- **Task inputs**
-- Begin --

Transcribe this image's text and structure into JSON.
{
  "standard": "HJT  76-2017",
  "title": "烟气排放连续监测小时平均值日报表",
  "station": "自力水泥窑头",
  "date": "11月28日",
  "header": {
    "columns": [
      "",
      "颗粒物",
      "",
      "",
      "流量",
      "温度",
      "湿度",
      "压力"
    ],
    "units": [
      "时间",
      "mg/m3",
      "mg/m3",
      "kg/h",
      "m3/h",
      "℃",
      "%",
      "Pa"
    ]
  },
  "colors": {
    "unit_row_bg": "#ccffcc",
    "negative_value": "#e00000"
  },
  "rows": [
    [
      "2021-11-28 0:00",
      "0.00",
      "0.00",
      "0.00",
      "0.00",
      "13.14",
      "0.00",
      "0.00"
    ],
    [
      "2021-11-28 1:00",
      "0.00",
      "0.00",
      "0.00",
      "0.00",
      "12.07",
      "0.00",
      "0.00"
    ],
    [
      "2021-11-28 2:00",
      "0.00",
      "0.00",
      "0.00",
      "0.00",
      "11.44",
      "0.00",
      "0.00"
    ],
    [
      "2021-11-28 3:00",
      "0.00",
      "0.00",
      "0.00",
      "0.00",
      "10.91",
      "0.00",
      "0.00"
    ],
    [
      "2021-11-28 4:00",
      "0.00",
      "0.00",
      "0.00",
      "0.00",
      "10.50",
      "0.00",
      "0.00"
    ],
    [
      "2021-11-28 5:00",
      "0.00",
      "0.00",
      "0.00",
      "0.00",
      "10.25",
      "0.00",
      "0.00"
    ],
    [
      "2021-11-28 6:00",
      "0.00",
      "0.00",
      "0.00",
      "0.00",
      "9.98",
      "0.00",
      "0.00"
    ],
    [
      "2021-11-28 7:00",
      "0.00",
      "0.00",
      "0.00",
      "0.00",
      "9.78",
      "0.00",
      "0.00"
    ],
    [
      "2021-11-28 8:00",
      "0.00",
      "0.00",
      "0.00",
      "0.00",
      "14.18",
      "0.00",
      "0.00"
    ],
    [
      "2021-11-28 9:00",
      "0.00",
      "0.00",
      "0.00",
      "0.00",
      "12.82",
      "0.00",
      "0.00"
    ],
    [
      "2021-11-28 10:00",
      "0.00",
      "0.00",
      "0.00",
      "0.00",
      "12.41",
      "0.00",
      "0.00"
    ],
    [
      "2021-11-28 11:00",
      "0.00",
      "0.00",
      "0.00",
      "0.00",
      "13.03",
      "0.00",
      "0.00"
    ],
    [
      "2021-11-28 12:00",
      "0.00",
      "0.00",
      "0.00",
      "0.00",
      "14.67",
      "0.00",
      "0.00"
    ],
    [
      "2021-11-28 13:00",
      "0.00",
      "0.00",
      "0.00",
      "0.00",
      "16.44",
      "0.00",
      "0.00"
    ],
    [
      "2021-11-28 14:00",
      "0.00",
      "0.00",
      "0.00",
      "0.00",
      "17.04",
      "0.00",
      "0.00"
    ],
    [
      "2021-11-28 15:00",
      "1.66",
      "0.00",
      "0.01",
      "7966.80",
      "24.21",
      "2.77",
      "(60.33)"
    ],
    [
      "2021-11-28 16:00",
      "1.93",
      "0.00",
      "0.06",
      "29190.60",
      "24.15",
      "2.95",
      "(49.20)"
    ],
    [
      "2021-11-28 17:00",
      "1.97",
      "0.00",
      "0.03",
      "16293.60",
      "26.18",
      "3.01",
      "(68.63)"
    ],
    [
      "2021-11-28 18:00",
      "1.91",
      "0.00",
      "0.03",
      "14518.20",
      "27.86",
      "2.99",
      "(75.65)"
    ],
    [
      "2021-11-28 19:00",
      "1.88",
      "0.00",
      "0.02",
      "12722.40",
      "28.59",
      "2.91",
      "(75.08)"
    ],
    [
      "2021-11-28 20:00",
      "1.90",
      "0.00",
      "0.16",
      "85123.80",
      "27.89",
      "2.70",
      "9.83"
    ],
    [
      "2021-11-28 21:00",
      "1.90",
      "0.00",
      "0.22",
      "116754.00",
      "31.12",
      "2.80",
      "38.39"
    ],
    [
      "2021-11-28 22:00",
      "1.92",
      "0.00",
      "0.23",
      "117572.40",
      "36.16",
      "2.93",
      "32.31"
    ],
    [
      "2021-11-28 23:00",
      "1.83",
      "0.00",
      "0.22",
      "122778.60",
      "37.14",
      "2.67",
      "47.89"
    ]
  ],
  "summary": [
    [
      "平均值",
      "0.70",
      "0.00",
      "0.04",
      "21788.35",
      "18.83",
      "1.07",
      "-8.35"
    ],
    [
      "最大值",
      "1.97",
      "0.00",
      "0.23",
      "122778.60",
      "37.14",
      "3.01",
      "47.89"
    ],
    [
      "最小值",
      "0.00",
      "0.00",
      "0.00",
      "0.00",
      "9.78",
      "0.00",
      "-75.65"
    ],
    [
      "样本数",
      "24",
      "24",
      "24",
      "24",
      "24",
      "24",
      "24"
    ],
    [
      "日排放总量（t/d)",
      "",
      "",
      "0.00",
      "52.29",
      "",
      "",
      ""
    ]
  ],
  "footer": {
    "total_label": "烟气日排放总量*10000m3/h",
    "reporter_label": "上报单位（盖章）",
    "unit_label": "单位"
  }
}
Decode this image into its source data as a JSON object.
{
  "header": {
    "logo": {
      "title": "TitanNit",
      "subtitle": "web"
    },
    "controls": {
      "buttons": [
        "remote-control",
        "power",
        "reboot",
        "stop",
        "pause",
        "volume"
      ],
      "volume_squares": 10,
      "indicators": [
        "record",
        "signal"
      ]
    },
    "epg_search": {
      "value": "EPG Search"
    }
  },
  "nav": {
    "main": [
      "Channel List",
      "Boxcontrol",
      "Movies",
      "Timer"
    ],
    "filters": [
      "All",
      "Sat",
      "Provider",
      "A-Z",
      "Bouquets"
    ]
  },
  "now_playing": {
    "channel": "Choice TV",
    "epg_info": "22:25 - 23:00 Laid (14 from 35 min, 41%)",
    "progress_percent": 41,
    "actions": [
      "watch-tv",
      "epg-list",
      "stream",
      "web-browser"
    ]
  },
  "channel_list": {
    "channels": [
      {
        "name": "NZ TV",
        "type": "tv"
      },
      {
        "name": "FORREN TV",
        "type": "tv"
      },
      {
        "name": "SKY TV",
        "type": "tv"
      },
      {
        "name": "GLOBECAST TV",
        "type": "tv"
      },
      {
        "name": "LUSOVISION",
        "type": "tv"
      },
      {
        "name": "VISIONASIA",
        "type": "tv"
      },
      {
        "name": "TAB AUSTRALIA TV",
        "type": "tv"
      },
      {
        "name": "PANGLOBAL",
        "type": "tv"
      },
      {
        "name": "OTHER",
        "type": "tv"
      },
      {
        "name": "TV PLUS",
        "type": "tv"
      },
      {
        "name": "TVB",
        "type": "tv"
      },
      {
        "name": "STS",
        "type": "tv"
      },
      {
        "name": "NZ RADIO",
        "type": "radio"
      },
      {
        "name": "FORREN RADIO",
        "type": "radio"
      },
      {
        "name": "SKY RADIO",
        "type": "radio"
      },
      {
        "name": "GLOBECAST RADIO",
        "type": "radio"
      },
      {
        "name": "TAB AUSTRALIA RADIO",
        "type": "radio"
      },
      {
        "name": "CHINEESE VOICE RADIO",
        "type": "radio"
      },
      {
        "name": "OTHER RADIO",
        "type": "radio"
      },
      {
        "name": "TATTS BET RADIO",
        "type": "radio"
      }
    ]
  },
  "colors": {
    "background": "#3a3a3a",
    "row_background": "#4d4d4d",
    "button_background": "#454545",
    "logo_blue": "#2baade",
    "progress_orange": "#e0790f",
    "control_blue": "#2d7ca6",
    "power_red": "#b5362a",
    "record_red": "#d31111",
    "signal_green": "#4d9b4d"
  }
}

-- End --

- **Task directions**
Show every line above in which the word "GLOBECAST" occurs.

- **The completed task**
        "name": "GLOBECAST TV",
        "name": "GLOBECAST RADIO",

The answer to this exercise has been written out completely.